── Dataset
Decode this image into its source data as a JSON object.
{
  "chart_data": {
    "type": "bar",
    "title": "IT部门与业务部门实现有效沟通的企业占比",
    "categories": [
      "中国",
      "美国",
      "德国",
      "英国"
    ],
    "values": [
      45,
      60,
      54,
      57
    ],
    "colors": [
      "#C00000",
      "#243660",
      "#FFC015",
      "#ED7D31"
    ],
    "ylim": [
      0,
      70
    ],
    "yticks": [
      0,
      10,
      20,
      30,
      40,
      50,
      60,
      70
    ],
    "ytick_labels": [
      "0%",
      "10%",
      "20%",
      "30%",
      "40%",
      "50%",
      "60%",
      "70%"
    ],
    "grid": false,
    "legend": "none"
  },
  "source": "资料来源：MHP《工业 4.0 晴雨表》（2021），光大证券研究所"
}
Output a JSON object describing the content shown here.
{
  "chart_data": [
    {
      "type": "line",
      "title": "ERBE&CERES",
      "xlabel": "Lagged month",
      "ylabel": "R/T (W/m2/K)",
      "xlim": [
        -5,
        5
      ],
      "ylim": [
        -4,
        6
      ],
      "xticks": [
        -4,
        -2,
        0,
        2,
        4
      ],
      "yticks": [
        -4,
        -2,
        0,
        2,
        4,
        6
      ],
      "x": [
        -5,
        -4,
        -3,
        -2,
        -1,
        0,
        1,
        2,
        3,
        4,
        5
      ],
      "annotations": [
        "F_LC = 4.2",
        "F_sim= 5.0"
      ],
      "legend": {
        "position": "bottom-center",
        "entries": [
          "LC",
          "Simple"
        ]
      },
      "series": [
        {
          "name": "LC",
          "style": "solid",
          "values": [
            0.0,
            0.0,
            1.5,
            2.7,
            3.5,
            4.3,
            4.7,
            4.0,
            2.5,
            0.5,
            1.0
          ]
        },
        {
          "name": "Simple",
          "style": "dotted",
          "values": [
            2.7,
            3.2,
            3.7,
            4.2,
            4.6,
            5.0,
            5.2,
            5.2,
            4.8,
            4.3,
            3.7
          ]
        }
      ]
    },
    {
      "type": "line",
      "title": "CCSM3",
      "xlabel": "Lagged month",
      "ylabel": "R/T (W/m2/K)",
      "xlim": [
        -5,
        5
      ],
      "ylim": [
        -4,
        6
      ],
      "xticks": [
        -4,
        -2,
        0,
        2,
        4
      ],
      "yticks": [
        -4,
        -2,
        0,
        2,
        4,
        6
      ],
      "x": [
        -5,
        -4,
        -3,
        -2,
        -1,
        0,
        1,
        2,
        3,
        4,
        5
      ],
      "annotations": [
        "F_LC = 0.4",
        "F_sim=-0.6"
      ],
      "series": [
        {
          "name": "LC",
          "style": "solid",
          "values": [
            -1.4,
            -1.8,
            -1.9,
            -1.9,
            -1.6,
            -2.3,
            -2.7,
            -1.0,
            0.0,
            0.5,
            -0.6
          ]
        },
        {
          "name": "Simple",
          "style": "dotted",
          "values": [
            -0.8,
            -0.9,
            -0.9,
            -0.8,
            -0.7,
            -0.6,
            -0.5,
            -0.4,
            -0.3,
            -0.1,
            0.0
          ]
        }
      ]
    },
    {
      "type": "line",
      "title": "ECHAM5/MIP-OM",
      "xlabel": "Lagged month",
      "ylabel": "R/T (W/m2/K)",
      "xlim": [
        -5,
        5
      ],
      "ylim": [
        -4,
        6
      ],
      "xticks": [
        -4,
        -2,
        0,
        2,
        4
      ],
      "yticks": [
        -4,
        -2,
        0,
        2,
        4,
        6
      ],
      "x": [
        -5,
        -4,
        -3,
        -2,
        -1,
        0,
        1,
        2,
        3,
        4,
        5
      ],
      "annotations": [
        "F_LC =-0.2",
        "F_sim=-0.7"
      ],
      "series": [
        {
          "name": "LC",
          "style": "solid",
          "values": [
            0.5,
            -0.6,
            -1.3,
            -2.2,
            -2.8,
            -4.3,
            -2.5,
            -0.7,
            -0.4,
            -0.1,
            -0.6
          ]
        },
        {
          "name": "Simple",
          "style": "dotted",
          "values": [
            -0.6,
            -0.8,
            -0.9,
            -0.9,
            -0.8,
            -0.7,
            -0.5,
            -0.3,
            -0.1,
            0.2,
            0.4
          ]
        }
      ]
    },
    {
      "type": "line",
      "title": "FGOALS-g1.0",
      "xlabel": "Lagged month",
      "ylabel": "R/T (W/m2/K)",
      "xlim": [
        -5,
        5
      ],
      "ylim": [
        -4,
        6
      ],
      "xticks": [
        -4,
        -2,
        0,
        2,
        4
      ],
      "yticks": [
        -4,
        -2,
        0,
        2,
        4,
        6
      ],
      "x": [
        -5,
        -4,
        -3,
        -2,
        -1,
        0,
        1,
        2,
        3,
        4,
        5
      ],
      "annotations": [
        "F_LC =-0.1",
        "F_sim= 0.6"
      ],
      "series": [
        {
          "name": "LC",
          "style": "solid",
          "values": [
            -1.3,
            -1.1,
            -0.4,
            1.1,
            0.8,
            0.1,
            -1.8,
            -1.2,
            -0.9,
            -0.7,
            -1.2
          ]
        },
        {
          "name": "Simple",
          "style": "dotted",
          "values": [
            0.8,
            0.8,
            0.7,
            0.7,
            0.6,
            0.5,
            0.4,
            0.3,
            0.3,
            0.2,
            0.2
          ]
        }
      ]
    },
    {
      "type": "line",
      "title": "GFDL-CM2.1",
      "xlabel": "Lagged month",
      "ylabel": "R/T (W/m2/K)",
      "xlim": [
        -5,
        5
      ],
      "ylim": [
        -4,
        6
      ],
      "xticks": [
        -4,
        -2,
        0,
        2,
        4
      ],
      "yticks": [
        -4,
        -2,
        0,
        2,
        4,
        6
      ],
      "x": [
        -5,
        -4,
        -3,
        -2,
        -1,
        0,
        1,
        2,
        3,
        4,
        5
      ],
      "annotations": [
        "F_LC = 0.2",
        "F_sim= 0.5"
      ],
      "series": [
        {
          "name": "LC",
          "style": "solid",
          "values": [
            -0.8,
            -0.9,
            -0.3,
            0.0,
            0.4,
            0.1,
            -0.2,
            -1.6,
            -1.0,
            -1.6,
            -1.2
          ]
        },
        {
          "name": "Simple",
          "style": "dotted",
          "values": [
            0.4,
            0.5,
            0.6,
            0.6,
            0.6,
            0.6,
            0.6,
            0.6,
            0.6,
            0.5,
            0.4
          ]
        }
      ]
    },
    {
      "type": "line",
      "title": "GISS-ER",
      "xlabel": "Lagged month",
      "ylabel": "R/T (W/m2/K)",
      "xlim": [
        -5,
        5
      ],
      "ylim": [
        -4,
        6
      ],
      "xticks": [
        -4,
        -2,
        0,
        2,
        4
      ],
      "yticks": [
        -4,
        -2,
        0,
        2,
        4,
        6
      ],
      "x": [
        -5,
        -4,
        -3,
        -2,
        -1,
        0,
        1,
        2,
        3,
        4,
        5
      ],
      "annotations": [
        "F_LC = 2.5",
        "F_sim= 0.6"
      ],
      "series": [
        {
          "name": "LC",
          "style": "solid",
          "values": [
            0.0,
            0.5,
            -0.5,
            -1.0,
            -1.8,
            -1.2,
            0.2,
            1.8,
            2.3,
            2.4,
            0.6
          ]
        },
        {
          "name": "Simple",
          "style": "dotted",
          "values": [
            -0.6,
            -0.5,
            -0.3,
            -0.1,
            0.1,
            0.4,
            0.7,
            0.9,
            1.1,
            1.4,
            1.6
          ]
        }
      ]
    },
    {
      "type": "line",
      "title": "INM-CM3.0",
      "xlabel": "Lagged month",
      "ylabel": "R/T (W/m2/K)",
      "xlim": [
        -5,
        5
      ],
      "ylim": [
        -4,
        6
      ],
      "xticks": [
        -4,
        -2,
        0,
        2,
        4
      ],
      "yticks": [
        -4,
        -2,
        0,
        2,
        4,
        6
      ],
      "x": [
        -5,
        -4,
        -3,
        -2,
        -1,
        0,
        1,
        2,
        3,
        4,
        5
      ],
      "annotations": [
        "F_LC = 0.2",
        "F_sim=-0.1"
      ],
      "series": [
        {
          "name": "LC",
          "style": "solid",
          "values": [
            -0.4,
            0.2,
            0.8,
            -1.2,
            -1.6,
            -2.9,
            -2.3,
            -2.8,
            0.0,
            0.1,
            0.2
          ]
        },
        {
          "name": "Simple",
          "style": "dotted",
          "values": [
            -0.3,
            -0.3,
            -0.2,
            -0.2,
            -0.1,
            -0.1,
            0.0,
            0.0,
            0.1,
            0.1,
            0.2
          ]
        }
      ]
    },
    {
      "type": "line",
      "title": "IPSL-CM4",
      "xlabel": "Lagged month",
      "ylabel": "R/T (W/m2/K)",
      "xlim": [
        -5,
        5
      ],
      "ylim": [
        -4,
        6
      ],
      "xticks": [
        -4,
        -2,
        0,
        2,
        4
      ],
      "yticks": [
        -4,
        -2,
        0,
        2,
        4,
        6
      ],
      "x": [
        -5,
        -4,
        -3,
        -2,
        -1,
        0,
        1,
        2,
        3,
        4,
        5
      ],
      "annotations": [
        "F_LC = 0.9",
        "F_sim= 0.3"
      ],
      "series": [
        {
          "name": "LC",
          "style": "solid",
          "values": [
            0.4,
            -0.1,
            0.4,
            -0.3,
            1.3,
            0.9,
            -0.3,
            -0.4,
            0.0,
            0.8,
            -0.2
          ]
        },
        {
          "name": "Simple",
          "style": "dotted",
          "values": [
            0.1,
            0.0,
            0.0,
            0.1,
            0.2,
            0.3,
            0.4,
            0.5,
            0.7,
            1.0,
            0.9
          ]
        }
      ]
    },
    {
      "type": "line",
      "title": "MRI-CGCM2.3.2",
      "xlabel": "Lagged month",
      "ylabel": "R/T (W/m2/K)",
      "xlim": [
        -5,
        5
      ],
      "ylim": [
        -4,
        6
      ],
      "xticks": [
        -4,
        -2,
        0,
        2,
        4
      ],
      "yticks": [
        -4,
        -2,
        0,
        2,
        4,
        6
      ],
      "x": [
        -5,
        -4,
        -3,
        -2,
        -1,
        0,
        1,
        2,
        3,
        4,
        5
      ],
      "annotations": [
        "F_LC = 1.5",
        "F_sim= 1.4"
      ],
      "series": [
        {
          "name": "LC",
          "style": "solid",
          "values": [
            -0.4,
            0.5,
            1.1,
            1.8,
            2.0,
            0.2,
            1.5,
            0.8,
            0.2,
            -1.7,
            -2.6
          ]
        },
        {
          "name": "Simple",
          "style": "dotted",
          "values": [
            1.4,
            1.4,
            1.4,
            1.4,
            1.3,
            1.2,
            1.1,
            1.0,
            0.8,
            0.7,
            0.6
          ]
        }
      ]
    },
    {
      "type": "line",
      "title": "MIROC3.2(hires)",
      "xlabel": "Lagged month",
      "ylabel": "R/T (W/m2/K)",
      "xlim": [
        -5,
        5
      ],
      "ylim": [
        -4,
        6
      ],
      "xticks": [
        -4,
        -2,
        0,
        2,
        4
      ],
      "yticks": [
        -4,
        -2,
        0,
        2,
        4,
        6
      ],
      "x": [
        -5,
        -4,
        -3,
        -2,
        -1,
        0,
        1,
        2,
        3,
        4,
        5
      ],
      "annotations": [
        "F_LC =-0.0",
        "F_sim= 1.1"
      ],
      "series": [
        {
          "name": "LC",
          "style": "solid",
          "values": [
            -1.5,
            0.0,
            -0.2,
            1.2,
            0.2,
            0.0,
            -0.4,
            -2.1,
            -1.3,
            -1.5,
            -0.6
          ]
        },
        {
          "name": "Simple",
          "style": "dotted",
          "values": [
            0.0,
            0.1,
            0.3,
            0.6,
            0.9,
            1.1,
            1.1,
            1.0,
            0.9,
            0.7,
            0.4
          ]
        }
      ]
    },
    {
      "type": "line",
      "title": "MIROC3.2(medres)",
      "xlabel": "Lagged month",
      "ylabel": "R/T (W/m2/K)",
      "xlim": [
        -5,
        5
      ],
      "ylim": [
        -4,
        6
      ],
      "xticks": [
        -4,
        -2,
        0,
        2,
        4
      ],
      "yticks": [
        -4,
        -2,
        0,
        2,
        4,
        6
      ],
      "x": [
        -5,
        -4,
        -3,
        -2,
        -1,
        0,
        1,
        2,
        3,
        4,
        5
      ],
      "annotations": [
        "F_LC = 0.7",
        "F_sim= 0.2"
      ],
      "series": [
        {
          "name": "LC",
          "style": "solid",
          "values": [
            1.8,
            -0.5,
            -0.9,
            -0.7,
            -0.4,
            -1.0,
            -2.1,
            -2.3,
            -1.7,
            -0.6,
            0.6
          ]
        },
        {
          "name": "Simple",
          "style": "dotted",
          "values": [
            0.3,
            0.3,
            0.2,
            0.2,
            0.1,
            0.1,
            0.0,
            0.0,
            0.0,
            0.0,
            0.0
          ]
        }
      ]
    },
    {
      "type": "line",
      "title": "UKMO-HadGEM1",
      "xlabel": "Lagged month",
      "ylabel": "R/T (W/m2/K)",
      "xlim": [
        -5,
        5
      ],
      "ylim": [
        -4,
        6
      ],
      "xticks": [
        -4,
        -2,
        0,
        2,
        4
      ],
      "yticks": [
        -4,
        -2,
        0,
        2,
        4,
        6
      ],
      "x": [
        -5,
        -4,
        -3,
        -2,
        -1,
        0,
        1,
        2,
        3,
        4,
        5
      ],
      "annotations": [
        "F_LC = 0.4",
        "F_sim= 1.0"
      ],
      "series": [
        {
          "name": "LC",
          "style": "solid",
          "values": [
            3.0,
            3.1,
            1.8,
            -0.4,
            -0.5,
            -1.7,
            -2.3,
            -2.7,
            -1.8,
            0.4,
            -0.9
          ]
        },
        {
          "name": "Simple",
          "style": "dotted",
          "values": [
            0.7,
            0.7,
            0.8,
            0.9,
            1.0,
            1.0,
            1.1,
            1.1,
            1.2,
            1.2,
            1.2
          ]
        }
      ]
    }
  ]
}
────
Calculate how many lines of the material include the string "JSON", and state that number by itself.

■ Task response
2